%%

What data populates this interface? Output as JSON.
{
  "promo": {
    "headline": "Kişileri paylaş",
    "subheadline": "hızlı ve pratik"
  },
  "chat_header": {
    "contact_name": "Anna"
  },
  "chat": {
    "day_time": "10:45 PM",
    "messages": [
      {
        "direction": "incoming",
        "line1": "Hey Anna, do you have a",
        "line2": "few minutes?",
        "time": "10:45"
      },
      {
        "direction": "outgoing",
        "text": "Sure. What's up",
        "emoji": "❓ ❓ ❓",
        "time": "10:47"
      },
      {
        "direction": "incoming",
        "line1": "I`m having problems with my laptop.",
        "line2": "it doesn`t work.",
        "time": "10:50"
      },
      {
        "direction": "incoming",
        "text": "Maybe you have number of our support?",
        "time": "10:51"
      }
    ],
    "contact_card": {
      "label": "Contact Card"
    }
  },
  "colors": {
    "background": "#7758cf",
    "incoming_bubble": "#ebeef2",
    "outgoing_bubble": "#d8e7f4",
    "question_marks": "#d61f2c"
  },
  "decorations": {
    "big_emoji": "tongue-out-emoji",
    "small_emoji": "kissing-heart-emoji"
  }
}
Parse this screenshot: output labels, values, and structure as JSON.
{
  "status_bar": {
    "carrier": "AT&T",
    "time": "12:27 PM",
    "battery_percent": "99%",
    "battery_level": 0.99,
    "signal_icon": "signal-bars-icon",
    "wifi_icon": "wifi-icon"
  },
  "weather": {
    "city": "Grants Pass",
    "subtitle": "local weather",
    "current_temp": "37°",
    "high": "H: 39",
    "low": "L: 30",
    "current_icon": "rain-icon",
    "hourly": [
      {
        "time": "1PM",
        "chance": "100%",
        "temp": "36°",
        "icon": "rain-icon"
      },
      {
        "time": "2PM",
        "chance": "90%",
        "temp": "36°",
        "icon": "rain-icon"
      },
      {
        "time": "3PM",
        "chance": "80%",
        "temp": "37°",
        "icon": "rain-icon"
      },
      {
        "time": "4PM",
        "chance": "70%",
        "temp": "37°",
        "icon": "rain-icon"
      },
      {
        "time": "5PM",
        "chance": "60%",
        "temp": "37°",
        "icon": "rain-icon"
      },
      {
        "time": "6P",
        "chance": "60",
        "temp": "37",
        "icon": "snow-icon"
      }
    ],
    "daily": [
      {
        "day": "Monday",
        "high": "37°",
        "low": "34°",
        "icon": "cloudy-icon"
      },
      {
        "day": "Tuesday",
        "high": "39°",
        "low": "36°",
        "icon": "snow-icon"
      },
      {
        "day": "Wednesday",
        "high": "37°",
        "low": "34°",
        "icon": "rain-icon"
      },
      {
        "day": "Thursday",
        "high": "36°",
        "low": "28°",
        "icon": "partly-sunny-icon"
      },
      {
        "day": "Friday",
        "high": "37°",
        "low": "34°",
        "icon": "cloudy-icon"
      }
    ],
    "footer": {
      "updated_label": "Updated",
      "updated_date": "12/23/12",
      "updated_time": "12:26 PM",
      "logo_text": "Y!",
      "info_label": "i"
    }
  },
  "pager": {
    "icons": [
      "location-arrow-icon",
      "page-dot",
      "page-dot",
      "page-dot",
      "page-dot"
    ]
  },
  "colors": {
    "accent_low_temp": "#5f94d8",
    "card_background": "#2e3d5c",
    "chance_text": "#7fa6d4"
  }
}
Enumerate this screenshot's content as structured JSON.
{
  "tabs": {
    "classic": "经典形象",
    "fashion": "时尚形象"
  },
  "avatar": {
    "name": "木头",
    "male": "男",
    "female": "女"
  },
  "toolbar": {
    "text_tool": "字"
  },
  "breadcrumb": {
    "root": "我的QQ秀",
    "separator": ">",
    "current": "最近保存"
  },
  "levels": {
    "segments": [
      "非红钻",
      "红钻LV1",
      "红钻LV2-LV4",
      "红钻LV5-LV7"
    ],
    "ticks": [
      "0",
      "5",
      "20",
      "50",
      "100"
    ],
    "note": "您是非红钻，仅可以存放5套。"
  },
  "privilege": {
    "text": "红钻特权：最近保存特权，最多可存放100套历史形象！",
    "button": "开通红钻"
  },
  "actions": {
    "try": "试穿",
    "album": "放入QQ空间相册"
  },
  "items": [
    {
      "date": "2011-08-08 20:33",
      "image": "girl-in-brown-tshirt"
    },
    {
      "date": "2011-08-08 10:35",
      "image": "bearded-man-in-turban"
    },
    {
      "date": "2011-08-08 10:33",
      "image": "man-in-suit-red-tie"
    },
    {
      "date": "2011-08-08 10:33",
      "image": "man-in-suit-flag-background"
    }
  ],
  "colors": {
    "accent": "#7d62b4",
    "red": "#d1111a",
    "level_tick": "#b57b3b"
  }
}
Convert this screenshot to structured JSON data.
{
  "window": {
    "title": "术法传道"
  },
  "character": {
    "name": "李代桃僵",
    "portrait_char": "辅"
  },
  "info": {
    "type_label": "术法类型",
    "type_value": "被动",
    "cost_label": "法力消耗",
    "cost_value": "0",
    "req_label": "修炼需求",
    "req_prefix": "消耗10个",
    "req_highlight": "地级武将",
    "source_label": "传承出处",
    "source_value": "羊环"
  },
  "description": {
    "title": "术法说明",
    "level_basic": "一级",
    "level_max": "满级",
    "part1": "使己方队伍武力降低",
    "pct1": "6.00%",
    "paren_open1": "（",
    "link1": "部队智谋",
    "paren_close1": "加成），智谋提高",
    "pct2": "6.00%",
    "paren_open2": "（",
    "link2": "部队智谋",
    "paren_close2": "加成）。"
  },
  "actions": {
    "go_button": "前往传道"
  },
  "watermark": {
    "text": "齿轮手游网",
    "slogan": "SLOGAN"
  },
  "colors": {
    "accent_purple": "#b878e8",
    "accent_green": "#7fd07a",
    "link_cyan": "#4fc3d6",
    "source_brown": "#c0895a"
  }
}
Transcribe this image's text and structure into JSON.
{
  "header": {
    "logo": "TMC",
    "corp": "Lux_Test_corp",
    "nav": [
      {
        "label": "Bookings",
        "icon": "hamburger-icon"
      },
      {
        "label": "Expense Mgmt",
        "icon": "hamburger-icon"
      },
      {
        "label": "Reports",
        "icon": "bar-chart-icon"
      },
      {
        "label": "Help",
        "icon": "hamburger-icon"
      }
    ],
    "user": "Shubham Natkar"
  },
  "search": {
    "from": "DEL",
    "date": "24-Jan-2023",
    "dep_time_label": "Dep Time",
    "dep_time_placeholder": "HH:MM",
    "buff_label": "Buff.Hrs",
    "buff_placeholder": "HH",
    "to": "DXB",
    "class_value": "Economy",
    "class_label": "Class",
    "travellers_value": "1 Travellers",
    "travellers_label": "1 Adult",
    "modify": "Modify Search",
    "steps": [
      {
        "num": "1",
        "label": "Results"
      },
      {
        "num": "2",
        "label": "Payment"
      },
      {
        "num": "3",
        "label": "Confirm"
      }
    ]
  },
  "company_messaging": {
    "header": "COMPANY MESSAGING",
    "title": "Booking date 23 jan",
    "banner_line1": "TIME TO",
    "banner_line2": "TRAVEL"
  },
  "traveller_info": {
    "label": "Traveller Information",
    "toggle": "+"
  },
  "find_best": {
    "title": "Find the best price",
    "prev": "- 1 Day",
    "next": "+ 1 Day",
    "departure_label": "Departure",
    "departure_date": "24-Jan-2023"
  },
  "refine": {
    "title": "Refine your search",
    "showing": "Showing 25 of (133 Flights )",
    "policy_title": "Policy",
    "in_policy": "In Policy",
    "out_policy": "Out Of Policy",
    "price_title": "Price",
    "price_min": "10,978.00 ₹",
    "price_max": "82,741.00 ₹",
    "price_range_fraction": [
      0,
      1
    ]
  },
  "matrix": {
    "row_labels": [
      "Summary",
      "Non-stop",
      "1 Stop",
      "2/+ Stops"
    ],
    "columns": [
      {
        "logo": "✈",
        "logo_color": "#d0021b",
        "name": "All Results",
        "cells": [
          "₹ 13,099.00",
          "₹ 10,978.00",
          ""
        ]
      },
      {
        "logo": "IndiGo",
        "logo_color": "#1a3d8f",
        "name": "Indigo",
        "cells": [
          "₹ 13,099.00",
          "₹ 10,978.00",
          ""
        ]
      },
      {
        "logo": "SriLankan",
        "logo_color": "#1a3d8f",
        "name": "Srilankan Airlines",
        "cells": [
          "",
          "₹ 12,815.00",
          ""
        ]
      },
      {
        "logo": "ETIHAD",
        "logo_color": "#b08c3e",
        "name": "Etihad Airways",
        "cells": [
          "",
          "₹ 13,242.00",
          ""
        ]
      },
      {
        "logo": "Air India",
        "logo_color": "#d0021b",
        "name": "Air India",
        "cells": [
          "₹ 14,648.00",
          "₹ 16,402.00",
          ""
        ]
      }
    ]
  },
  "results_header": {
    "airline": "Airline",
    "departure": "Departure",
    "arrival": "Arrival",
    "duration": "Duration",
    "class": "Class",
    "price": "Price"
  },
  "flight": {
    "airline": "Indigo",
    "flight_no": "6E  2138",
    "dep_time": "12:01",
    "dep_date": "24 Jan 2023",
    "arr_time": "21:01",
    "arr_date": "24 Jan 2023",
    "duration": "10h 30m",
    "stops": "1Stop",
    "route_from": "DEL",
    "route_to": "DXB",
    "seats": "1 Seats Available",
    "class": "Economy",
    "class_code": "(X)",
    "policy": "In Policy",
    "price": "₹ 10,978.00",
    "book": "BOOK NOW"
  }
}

%%

Given instruction | Say how many lines in this listing hold the string "image", giving the count and nothing more.

Final answer | 5